▶ YOUR INSTRUCTIONS: Every record should be repeated exactly, except that pictures are left out.

★ ★ ★ ★ ★ ★ ★

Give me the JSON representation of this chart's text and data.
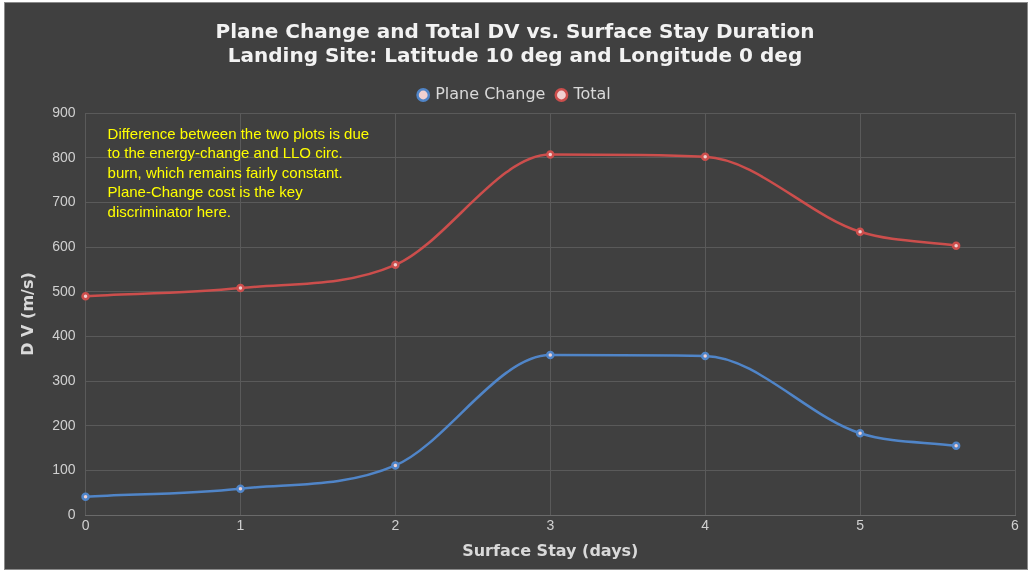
{
  "chart_data": {
    "type": "line",
    "title": "Plane Change and Total DV vs. Surface Stay Duration",
    "subtitle": "Landing Site: Latitude 10 deg and Longitude 0 deg",
    "xlabel": "Surface Stay (days)",
    "ylabel": "D V (m/s)",
    "x": [
      0,
      1,
      2,
      3,
      4,
      5,
      5.62
    ],
    "series": [
      {
        "name": "Plane Change",
        "color": "#5085c8",
        "values": [
          41,
          59,
          111,
          358,
          356,
          183,
          155
        ]
      },
      {
        "name": "Total",
        "color": "#cc4e4c",
        "values": [
          490,
          508,
          560,
          807,
          802,
          634,
          603
        ]
      }
    ],
    "xlim": [
      0,
      6
    ],
    "xticks": [
      0,
      1,
      2,
      3,
      4,
      5,
      6
    ],
    "ylim": [
      0,
      900
    ],
    "yticks": [
      0,
      100,
      200,
      300,
      400,
      500,
      600,
      700,
      800,
      900
    ],
    "grid": true,
    "legend": "top",
    "marker": "circle",
    "line_style": "solid",
    "annotations": [
      "Difference between the two plots is due to the energy-change and LLO circ. burn, which remains fairly constant. Plane-Change cost is the key discriminator here."
    ]
  }
}
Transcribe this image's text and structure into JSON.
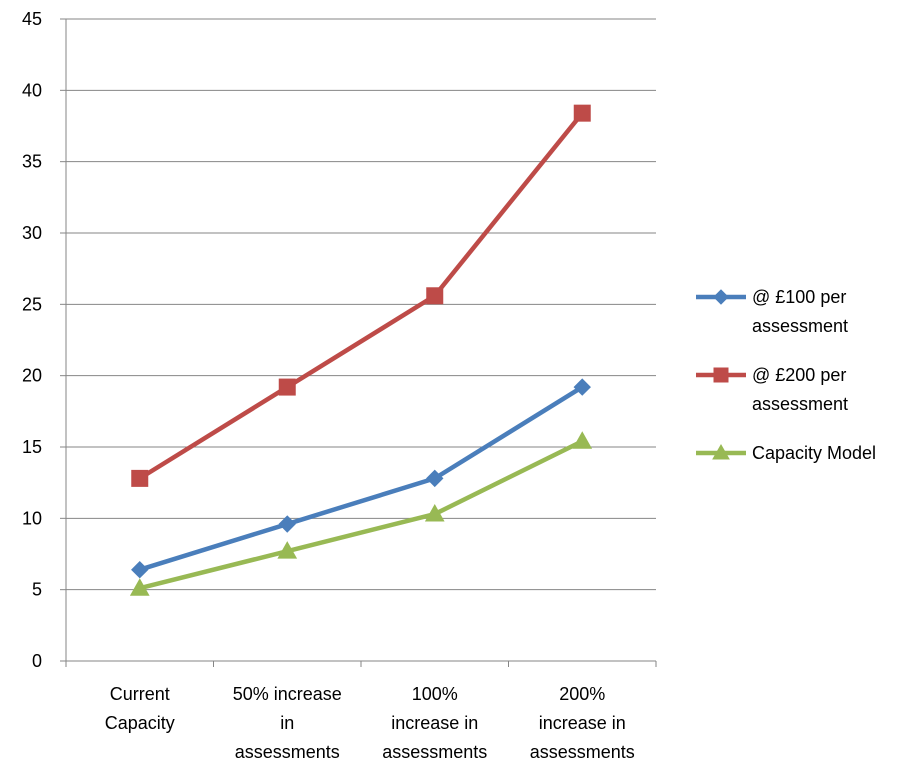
{
  "chart_data": {
    "type": "line",
    "title": "",
    "xlabel": "",
    "ylabel": "",
    "categories": [
      [
        "Current",
        "Capacity"
      ],
      [
        "50% increase",
        "in",
        "assessments"
      ],
      [
        "100%",
        "increase in",
        "assessments"
      ],
      [
        "200%",
        "increase in",
        "assessments"
      ]
    ],
    "ylim": [
      0,
      45
    ],
    "yticks": [
      0,
      5,
      10,
      15,
      20,
      25,
      30,
      35,
      40,
      45
    ],
    "grid": "horizontal",
    "legend_position": "right",
    "series": [
      {
        "name": [
          "@ £100 per",
          "assessment"
        ],
        "values": [
          6.4,
          9.6,
          12.8,
          19.2
        ],
        "color": "#4a7ebb",
        "marker": "diamond"
      },
      {
        "name": [
          "@ £200 per",
          "assessment"
        ],
        "values": [
          12.8,
          19.2,
          25.6,
          38.4
        ],
        "color": "#be4b48",
        "marker": "square"
      },
      {
        "name": [
          "Capacity Model"
        ],
        "values": [
          5.1,
          7.7,
          10.3,
          15.4
        ],
        "color": "#98b954",
        "marker": "triangle"
      }
    ]
  }
}
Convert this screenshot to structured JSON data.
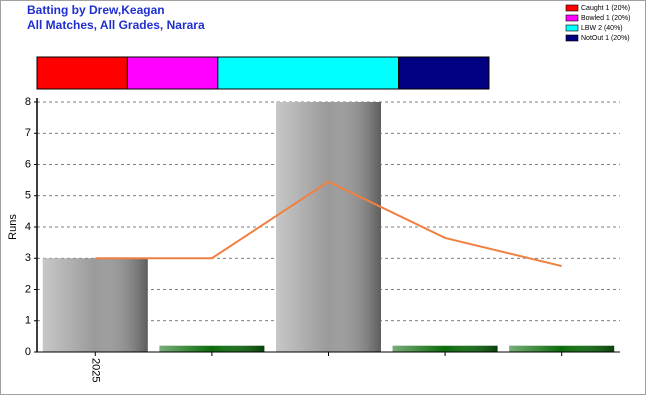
{
  "chart_data": {
    "type": "bar",
    "title": "Batting by Drew,Keagan",
    "subtitle": "All Matches, All Grades, Narara",
    "ylabel": "Runs",
    "categories": [
      "2025",
      null,
      null,
      null,
      null
    ],
    "values": [
      3,
      0.2,
      8,
      0.2,
      0.2
    ],
    "bar_colors": [
      "#9a9a9a",
      "#0b6b0b",
      "#9a9a9a",
      "#0b6b0b",
      "#0b6b0b"
    ],
    "line": {
      "type": "line",
      "color": "#f08040",
      "values": [
        3,
        3,
        5.45,
        3.65,
        2.75
      ]
    },
    "ylim": [
      0,
      8
    ],
    "yticks": [
      0,
      1,
      2,
      3,
      4,
      5,
      6,
      7,
      8
    ],
    "grid": true,
    "legend": "top-right",
    "dismissals": [
      {
        "label": "Caught 1 (20%)",
        "value": 20,
        "color": "#ff0000"
      },
      {
        "label": "Bowled 1 (20%)",
        "value": 20,
        "color": "#ff00ff"
      },
      {
        "label": "LBW 2 (40%)",
        "value": 40,
        "color": "#00ffff"
      },
      {
        "label": "NotOut 1 (20%)",
        "value": 20,
        "color": "#000080"
      }
    ]
  }
}
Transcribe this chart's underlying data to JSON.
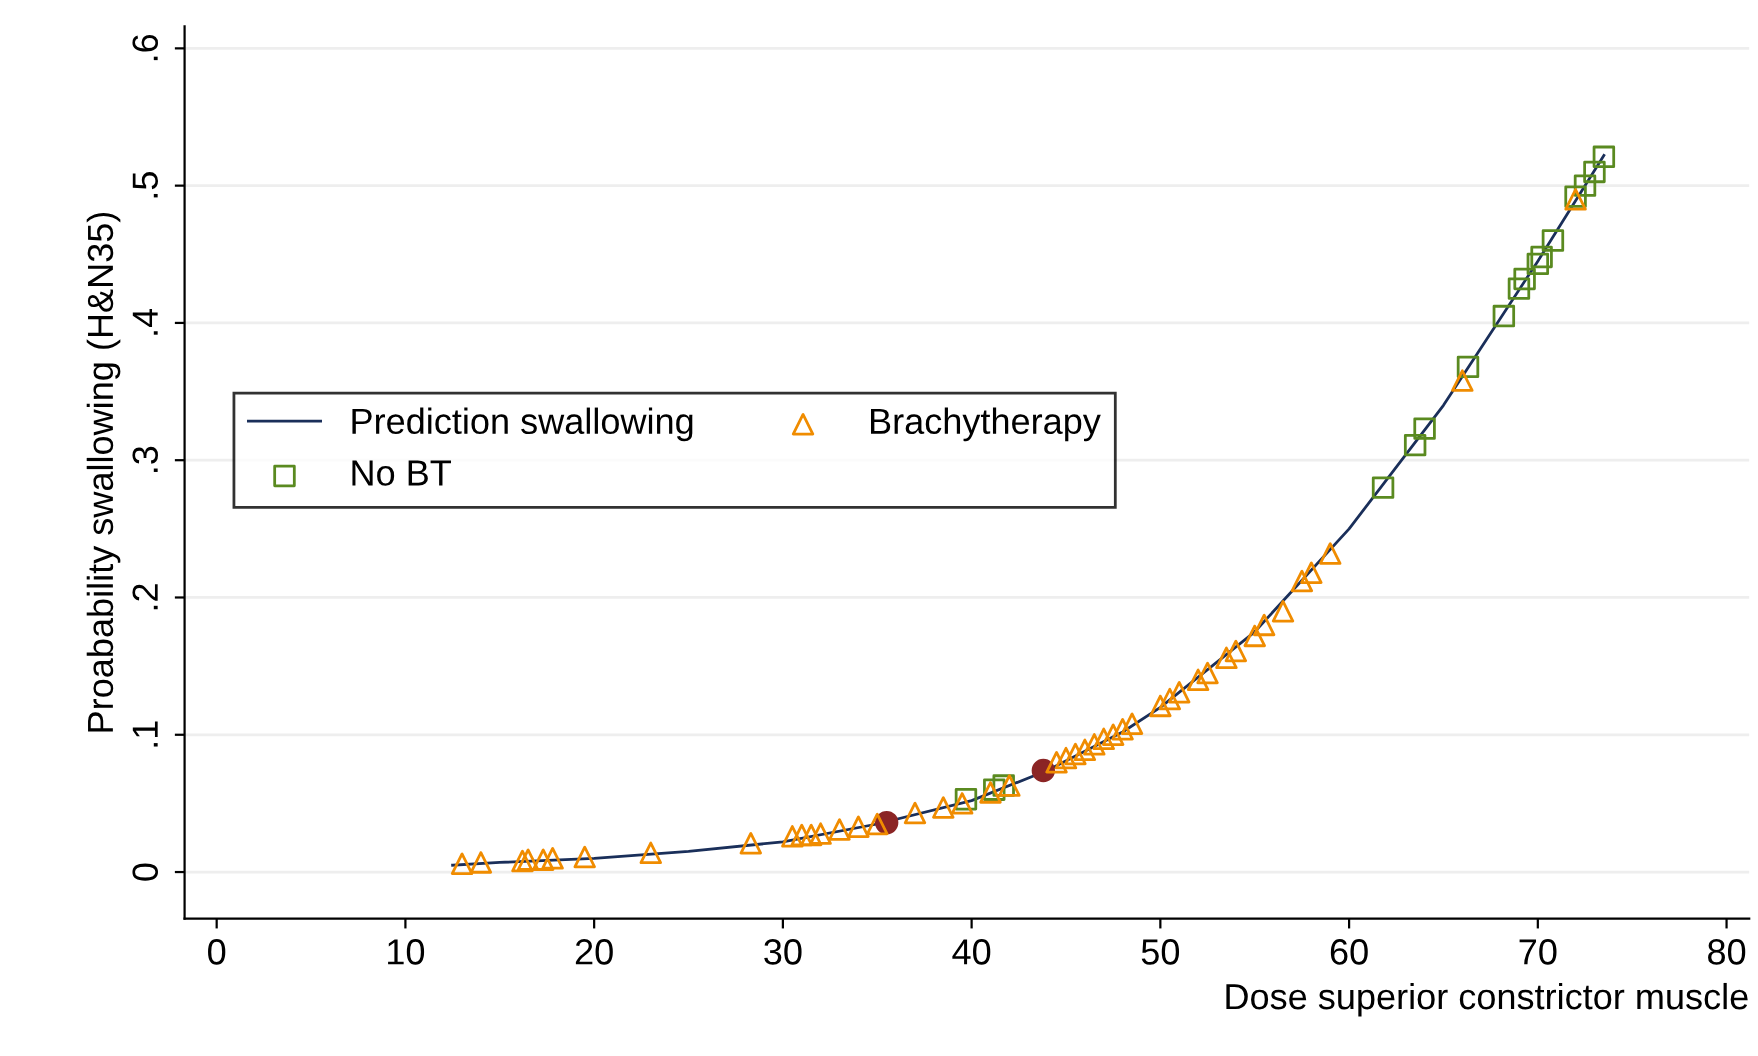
{
  "chart_data": {
    "type": "scatter",
    "xlabel": "Dose superior constrictor muscle",
    "ylabel": "Proabability swallowing (H&N35)",
    "xlim": [
      -1.7,
      81.2
    ],
    "ylim": [
      -0.034,
      0.616
    ],
    "xticks": [
      0,
      10,
      20,
      30,
      40,
      50,
      60,
      70,
      80
    ],
    "yticks": [
      0,
      {
        "value": 0.1,
        "label": ".1"
      },
      {
        "value": 0.2,
        "label": ".2"
      },
      {
        "value": 0.3,
        "label": ".3"
      },
      {
        "value": 0.4,
        "label": ".4"
      },
      {
        "value": 0.5,
        "label": ".5"
      },
      {
        "value": 0.6,
        "label": ".6"
      }
    ],
    "grid": "y",
    "legend": "left",
    "series": [
      {
        "name": "Prediction swallowing",
        "type": "line",
        "marker": "none",
        "color": "#1a2f5a",
        "x": [
          12.5,
          15,
          20,
          25,
          30,
          35,
          40,
          44,
          48,
          50,
          55,
          60,
          65,
          70,
          73.5
        ],
        "values": [
          0.005,
          0.007,
          0.01,
          0.015,
          0.022,
          0.035,
          0.052,
          0.074,
          0.102,
          0.12,
          0.175,
          0.25,
          0.34,
          0.445,
          0.522
        ]
      },
      {
        "name": "No BT",
        "marker": "square",
        "color": "#5a8a20",
        "x": [
          39.7,
          41.2,
          41.7,
          61.8,
          63.5,
          64,
          66.3,
          68.2,
          69,
          69.3,
          70,
          70.2,
          70.8,
          72,
          72.5,
          73,
          73.5
        ],
        "values": [
          0.053,
          0.06,
          0.063,
          0.28,
          0.311,
          0.323,
          0.368,
          0.405,
          0.425,
          0.432,
          0.443,
          0.448,
          0.46,
          0.492,
          0.5,
          0.51,
          0.521
        ]
      },
      {
        "marker": "circle",
        "color": "#8b2525",
        "x": [
          35.5,
          43.8
        ],
        "values": [
          0.036,
          0.074
        ]
      },
      {
        "name": "Brachytherapy",
        "marker": "triangle",
        "color": "#f08c00",
        "x": [
          13,
          14,
          16.2,
          16.5,
          17.3,
          17.8,
          19.5,
          23,
          28.3,
          30.5,
          31,
          31.5,
          32,
          33,
          34,
          35,
          37,
          38.5,
          39.5,
          41,
          42,
          44.5,
          45,
          45.5,
          46,
          46.5,
          47,
          47.5,
          48,
          48.5,
          50,
          50.5,
          51,
          52,
          52.5,
          53.5,
          54,
          55,
          55.5,
          56.5,
          57.5,
          58,
          59,
          66,
          72
        ],
        "values": [
          0.006,
          0.007,
          0.008,
          0.009,
          0.009,
          0.01,
          0.011,
          0.014,
          0.021,
          0.026,
          0.027,
          0.027,
          0.028,
          0.031,
          0.033,
          0.035,
          0.043,
          0.047,
          0.05,
          0.058,
          0.063,
          0.08,
          0.083,
          0.086,
          0.089,
          0.093,
          0.097,
          0.1,
          0.104,
          0.108,
          0.121,
          0.126,
          0.131,
          0.14,
          0.145,
          0.156,
          0.161,
          0.172,
          0.18,
          0.19,
          0.212,
          0.218,
          0.232,
          0.358,
          0.49
        ]
      }
    ]
  }
}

★ ★ ★ ★ ★ ★ ★

▶ EXERCISE SOLUTION:
Give me the JSON representation of this chart's text and data.
{
  "chart_data": {
    "type": "line",
    "title": "Plane Change and Total DV vs. Surface Stay Duration",
    "subtitle": "Landing Site: Latitude 10 deg and Longitude 0 deg",
    "xlabel": "Surface Stay (days)",
    "ylabel": "D V (m/s)",
    "x": [
      0,
      1,
      2,
      3,
      4,
      5,
      5.62
    ],
    "series": [
      {
        "name": "Plane Change",
        "color": "#5085c8",
        "values": [
          41,
          59,
          111,
          358,
          356,
          183,
          155
        ]
      },
      {
        "name": "Total",
        "color": "#cc4e4c",
        "values": [
          490,
          508,
          560,
          807,
          802,
          634,
          603
        ]
      }
    ],
    "xlim": [
      0,
      6
    ],
    "xticks": [
      0,
      1,
      2,
      3,
      4,
      5,
      6
    ],
    "ylim": [
      0,
      900
    ],
    "yticks": [
      0,
      100,
      200,
      300,
      400,
      500,
      600,
      700,
      800,
      900
    ],
    "grid": true,
    "legend": "top",
    "marker": "circle",
    "line_style": "solid",
    "annotations": [
      "Difference between the two plots is due to the energy-change and LLO circ. burn, which remains fairly constant. Plane-Change cost is the key discriminator here."
    ]
  }
}
Transcribe this image's text and structure into JSON.
{
  "chart_data": {
    "type": "line",
    "title": "",
    "xlabel": "",
    "ylabel": "",
    "categories": [
      [
        "Current",
        "Capacity"
      ],
      [
        "50% increase",
        "in",
        "assessments"
      ],
      [
        "100%",
        "increase in",
        "assessments"
      ],
      [
        "200%",
        "increase in",
        "assessments"
      ]
    ],
    "ylim": [
      0,
      45
    ],
    "yticks": [
      0,
      5,
      10,
      15,
      20,
      25,
      30,
      35,
      40,
      45
    ],
    "grid": "horizontal",
    "legend_position": "right",
    "series": [
      {
        "name": [
          "@ £100 per",
          "assessment"
        ],
        "values": [
          6.4,
          9.6,
          12.8,
          19.2
        ],
        "color": "#4a7ebb",
        "marker": "diamond"
      },
      {
        "name": [
          "@ £200 per",
          "assessment"
        ],
        "values": [
          12.8,
          19.2,
          25.6,
          38.4
        ],
        "color": "#be4b48",
        "marker": "square"
      },
      {
        "name": [
          "Capacity Model"
        ],
        "values": [
          5.1,
          7.7,
          10.3,
          15.4
        ],
        "color": "#98b954",
        "marker": "triangle"
      }
    ]
  }
}
Convert this screenshot to structured JSON data.
{
  "chart_data": {
    "type": "bar",
    "title": "Batting by Drew,Keagan",
    "subtitle": "All Matches, All Grades, Narara",
    "ylabel": "Runs",
    "categories": [
      "2025",
      null,
      null,
      null,
      null
    ],
    "values": [
      3,
      0.2,
      8,
      0.2,
      0.2
    ],
    "bar_colors": [
      "#9a9a9a",
      "#0b6b0b",
      "#9a9a9a",
      "#0b6b0b",
      "#0b6b0b"
    ],
    "line": {
      "type": "line",
      "color": "#f08040",
      "values": [
        3,
        3,
        5.45,
        3.65,
        2.75
      ]
    },
    "ylim": [
      0,
      8
    ],
    "yticks": [
      0,
      1,
      2,
      3,
      4,
      5,
      6,
      7,
      8
    ],
    "grid": true,
    "legend": "top-right",
    "dismissals": [
      {
        "label": "Caught 1 (20%)",
        "value": 20,
        "color": "#ff0000"
      },
      {
        "label": "Bowled 1 (20%)",
        "value": 20,
        "color": "#ff00ff"
      },
      {
        "label": "LBW 2 (40%)",
        "value": 40,
        "color": "#00ffff"
      },
      {
        "label": "NotOut 1 (20%)",
        "value": 20,
        "color": "#000080"
      }
    ]
  }
}
Transcribe this chart's underlying data to JSON.
{
  "chart_data": {
    "type": "scatter",
    "xlabel": "Dose superior constrictor muscle",
    "ylabel": "Proabability swallowing (H&N35)",
    "xlim": [
      -1.7,
      81.2
    ],
    "ylim": [
      -0.034,
      0.616
    ],
    "xticks": [
      0,
      10,
      20,
      30,
      40,
      50,
      60,
      70,
      80
    ],
    "yticks": [
      0,
      {
        "value": 0.1,
        "label": ".1"
      },
      {
        "value": 0.2,
        "label": ".2"
      },
      {
        "value": 0.3,
        "label": ".3"
      },
      {
        "value": 0.4,
        "label": ".4"
      },
      {
        "value": 0.5,
        "label": ".5"
      },
      {
        "value": 0.6,
        "label": ".6"
      }
    ],
    "grid": "y",
    "legend": "left",
    "series": [
      {
        "name": "Prediction swallowing",
        "type": "line",
        "marker": "none",
        "color": "#1a2f5a",
        "x": [
          12.5,
          15,
          20,
          25,
          30,
          35,
          40,
          44,
          48,
          50,
          55,
          60,
          65,
          70,
          73.5
        ],
        "values": [
          0.005,
          0.007,
          0.01,
          0.015,
          0.022,
          0.035,
          0.052,
          0.074,
          0.102,
          0.12,
          0.175,
          0.25,
          0.34,
          0.445,
          0.522
        ]
      },
      {
        "name": "No BT",
        "marker": "square",
        "color": "#5a8a20",
        "x": [
          39.7,
          41.2,
          41.7,
          61.8,
          63.5,
          64,
          66.3,
          68.2,
          69,
          69.3,
          70,
          70.2,
          70.8,
          72,
          72.5,
          73,
          73.5
        ],
        "values": [
          0.053,
          0.06,
          0.063,
          0.28,
          0.311,
          0.323,
          0.368,
          0.405,
          0.425,
          0.432,
          0.443,
          0.448,
          0.46,
          0.492,
          0.5,
          0.51,
          0.521
        ]
      },
      {
        "marker": "circle",
        "color": "#8b2525",
        "x": [
          35.5,
          43.8
        ],
        "values": [
          0.036,
          0.074
        ]
      },
      {
        "name": "Brachytherapy",
        "marker": "triangle",
        "color": "#f08c00",
        "x": [
          13,
          14,
          16.2,
          16.5,
          17.3,
          17.8,
          19.5,
          23,
          28.3,
          30.5,
          31,
          31.5,
          32,
          33,
          34,
          35,
          37,
          38.5,
          39.5,
          41,
          42,
          44.5,
          45,
          45.5,
          46,
          46.5,
          47,
          47.5,
          48,
          48.5,
          50,
          50.5,
          51,
          52,
          52.5,
          53.5,
          54,
          55,
          55.5,
          56.5,
          57.5,
          58,
          59,
          66,
          72
        ],
        "values": [
          0.006,
          0.007,
          0.008,
          0.009,
          0.009,
          0.01,
          0.011,
          0.014,
          0.021,
          0.026,
          0.027,
          0.027,
          0.028,
          0.031,
          0.033,
          0.035,
          0.043,
          0.047,
          0.05,
          0.058,
          0.063,
          0.08,
          0.083,
          0.086,
          0.089,
          0.093,
          0.097,
          0.1,
          0.104,
          0.108,
          0.121,
          0.126,
          0.131,
          0.14,
          0.145,
          0.156,
          0.161,
          0.172,
          0.18,
          0.19,
          0.212,
          0.218,
          0.232,
          0.358,
          0.49
        ]
      }
    ]
  }
}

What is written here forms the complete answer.